Figure dataset records:
*****
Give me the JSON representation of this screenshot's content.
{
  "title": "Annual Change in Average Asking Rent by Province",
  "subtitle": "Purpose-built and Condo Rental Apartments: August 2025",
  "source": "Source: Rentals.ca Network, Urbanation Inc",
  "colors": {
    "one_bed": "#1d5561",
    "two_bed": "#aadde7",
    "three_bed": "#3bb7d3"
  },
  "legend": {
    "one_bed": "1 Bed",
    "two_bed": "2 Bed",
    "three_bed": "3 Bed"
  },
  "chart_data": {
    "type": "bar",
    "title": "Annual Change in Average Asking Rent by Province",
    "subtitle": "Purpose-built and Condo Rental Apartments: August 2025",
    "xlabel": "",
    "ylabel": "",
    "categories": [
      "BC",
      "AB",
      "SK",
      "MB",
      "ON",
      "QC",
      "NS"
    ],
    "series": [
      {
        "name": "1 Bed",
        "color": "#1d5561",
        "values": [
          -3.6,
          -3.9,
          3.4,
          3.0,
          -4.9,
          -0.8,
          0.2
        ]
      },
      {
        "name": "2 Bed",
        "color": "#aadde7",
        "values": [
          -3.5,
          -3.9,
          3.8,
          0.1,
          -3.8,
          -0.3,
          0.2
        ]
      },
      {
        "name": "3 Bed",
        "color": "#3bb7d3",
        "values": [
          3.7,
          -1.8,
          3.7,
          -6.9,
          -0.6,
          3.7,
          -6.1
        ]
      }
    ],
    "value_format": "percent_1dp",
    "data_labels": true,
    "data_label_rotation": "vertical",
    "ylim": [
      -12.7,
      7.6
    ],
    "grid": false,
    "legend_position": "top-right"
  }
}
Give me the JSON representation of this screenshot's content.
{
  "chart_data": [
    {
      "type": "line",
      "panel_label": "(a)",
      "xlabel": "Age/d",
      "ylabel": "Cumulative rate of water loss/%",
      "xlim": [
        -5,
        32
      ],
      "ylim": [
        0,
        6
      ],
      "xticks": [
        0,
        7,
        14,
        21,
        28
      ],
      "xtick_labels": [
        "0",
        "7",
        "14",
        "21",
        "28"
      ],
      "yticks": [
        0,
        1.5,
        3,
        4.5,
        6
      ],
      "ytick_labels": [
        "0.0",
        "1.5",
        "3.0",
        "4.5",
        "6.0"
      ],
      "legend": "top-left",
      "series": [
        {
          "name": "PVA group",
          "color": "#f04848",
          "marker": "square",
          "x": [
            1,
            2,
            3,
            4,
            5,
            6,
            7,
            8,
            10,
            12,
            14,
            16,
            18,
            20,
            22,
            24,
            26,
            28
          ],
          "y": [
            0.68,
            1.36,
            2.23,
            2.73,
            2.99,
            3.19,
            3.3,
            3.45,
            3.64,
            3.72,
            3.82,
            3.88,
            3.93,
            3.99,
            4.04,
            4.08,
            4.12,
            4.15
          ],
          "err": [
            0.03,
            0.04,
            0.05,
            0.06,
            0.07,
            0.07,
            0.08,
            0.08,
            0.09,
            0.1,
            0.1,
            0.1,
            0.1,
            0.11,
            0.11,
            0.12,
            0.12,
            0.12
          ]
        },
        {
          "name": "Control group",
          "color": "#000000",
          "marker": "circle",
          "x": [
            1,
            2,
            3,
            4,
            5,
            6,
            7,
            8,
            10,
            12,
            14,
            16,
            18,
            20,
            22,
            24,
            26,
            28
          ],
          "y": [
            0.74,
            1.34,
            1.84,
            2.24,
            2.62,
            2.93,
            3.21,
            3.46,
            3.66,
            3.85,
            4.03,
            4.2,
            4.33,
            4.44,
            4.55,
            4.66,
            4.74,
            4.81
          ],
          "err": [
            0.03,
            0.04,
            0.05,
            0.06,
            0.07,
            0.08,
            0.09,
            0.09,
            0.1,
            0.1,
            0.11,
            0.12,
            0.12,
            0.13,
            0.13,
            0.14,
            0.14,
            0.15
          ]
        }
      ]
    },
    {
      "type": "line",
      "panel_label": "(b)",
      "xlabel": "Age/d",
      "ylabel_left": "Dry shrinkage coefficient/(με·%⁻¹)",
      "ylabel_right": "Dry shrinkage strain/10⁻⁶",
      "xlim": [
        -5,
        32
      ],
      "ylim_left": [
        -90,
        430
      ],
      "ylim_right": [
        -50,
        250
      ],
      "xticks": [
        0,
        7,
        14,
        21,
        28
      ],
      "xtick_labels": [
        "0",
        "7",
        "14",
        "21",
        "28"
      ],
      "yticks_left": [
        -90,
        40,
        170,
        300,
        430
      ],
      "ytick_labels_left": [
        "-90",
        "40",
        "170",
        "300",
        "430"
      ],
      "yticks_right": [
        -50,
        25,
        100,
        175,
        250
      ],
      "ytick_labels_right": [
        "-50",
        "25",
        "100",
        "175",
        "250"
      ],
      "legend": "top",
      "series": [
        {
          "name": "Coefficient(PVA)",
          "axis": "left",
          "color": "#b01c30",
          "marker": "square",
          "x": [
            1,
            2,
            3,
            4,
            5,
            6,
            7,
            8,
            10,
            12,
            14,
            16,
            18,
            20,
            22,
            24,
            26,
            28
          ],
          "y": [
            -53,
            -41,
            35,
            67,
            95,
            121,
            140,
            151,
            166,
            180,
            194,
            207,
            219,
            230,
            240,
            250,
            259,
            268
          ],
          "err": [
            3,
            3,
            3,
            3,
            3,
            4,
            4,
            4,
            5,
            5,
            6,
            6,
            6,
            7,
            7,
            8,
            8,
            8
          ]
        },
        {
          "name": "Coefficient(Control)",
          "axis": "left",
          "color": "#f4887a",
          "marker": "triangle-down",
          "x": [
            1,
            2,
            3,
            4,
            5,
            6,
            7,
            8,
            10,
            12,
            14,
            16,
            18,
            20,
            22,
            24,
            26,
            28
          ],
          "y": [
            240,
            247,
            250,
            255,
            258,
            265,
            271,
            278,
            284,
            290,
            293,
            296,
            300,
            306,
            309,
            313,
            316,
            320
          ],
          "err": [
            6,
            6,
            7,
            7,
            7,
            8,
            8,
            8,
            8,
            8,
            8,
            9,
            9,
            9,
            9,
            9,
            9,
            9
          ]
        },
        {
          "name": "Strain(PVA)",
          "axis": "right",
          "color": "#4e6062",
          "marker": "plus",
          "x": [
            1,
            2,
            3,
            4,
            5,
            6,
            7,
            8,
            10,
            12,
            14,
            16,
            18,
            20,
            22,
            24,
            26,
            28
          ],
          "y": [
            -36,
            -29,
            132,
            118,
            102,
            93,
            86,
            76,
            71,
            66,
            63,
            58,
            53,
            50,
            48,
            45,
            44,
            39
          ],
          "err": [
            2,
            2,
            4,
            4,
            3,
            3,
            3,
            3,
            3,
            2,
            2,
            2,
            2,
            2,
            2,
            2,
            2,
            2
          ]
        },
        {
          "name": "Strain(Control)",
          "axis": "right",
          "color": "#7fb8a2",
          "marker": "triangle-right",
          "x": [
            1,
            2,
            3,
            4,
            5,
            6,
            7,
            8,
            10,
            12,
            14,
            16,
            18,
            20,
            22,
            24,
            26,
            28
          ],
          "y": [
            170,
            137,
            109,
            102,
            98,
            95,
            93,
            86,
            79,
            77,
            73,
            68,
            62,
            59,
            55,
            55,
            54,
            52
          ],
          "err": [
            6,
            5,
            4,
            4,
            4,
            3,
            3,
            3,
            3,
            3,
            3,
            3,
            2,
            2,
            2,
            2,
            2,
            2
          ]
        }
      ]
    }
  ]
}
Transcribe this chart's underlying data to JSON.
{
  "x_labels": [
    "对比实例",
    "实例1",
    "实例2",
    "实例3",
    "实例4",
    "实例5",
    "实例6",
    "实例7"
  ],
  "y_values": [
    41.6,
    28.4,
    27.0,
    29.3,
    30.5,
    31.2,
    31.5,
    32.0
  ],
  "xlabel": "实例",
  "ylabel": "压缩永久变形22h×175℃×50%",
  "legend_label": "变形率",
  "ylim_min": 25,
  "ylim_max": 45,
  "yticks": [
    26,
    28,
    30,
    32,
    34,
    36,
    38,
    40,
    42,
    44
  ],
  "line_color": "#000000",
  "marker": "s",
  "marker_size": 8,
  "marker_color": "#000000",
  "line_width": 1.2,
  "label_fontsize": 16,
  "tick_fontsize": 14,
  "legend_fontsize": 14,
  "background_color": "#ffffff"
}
*****
■ Set problem
Everything from the line with "Transcribe this chart's" to the end of the listing above needs to be duplicated exactly, both end lines included, with nothing more.

■ Result
Transcribe this chart's underlying data to JSON.
{
  "x_labels": [
    "对比实例",
    "实例1",
    "实例2",
    "实例3",
    "实例4",
    "实例5",
    "实例6",
    "实例7"
  ],
  "y_values": [
    41.6,
    28.4,
    27.0,
    29.3,
    30.5,
    31.2,
    31.5,
    32.0
  ],
  "xlabel": "实例",
  "ylabel": "压缩永久变形22h×175℃×50%",
  "legend_label": "变形率",
  "ylim_min": 25,
  "ylim_max": 45,
  "yticks": [
    26,
    28,
    30,
    32,
    34,
    36,
    38,
    40,
    42,
    44
  ],
  "line_color": "#000000",
  "marker": "s",
  "marker_size": 8,
  "marker_color": "#000000",
  "line_width": 1.2,
  "label_fontsize": 16,
  "tick_fontsize": 14,
  "legend_fontsize": 14,
  "background_color": "#ffffff"
}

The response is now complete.